Without altering anything, output the material below.

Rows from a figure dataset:
## BEGIN

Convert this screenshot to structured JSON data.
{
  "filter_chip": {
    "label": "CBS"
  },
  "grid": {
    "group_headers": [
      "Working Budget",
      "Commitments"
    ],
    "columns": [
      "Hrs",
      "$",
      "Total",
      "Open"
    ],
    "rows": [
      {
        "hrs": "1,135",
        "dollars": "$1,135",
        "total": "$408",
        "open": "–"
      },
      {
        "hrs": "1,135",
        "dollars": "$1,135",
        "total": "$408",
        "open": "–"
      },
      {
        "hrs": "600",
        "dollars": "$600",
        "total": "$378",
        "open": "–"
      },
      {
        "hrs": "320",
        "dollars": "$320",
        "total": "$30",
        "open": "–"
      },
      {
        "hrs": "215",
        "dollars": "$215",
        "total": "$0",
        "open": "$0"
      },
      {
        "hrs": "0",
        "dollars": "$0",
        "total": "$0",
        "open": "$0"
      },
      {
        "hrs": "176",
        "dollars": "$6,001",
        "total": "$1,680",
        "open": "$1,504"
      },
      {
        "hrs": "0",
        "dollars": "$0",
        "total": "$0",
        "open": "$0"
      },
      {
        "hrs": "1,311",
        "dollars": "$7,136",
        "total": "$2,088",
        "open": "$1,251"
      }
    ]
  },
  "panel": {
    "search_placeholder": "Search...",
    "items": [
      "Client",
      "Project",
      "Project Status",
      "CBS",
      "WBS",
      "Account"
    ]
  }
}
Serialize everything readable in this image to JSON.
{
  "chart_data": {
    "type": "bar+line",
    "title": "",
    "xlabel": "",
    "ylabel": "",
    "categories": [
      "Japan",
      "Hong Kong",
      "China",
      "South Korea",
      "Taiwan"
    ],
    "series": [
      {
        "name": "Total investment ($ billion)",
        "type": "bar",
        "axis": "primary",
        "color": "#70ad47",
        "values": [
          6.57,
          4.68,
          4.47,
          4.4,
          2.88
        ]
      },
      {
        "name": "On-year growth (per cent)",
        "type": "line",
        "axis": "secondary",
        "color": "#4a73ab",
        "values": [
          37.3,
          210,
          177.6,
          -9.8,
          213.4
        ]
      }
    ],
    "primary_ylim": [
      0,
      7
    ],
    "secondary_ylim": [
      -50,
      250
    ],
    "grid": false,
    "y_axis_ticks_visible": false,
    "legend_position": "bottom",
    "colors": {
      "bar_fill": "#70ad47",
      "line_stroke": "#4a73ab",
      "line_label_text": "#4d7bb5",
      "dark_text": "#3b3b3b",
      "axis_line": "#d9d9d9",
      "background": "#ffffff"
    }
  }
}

## END

# [Exercise answer]
Convert this screenshot to structured JSON data.
{
  "filter_chip": {
    "label": "CBS"
  },
  "grid": {
    "group_headers": [
      "Working Budget",
      "Commitments"
    ],
    "columns": [
      "Hrs",
      "$",
      "Total",
      "Open"
    ],
    "rows": [
      {
        "hrs": "1,135",
        "dollars": "$1,135",
        "total": "$408",
        "open": "–"
      },
      {
        "hrs": "1,135",
        "dollars": "$1,135",
        "total": "$408",
        "open": "–"
      },
      {
        "hrs": "600",
        "dollars": "$600",
        "total": "$378",
        "open": "–"
      },
      {
        "hrs": "320",
        "dollars": "$320",
        "total": "$30",
        "open": "–"
      },
      {
        "hrs": "215",
        "dollars": "$215",
        "total": "$0",
        "open": "$0"
      },
      {
        "hrs": "0",
        "dollars": "$0",
        "total": "$0",
        "open": "$0"
      },
      {
        "hrs": "176",
        "dollars": "$6,001",
        "total": "$1,680",
        "open": "$1,504"
      },
      {
        "hrs": "0",
        "dollars": "$0",
        "total": "$0",
        "open": "$0"
      },
      {
        "hrs": "1,311",
        "dollars": "$7,136",
        "total": "$2,088",
        "open": "$1,251"
      }
    ]
  },
  "panel": {
    "search_placeholder": "Search...",
    "items": [
      "Client",
      "Project",
      "Project Status",
      "CBS",
      "WBS",
      "Account"
    ]
  }
}
Serialize everything readable in this image to JSON.
{
  "chart_data": {
    "type": "bar+line",
    "title": "",
    "xlabel": "",
    "ylabel": "",
    "categories": [
      "Japan",
      "Hong Kong",
      "China",
      "South Korea",
      "Taiwan"
    ],
    "series": [
      {
        "name": "Total investment ($ billion)",
        "type": "bar",
        "axis": "primary",
        "color": "#70ad47",
        "values": [
          6.57,
          4.68,
          4.47,
          4.4,
          2.88
        ]
      },
      {
        "name": "On-year growth (per cent)",
        "type": "line",
        "axis": "secondary",
        "color": "#4a73ab",
        "values": [
          37.3,
          210,
          177.6,
          -9.8,
          213.4
        ]
      }
    ],
    "primary_ylim": [
      0,
      7
    ],
    "secondary_ylim": [
      -50,
      250
    ],
    "grid": false,
    "y_axis_ticks_visible": false,
    "legend_position": "bottom",
    "colors": {
      "bar_fill": "#70ad47",
      "line_stroke": "#4a73ab",
      "line_label_text": "#4d7bb5",
      "dark_text": "#3b3b3b",
      "axis_line": "#d9d9d9",
      "background": "#ffffff"
    }
  }
}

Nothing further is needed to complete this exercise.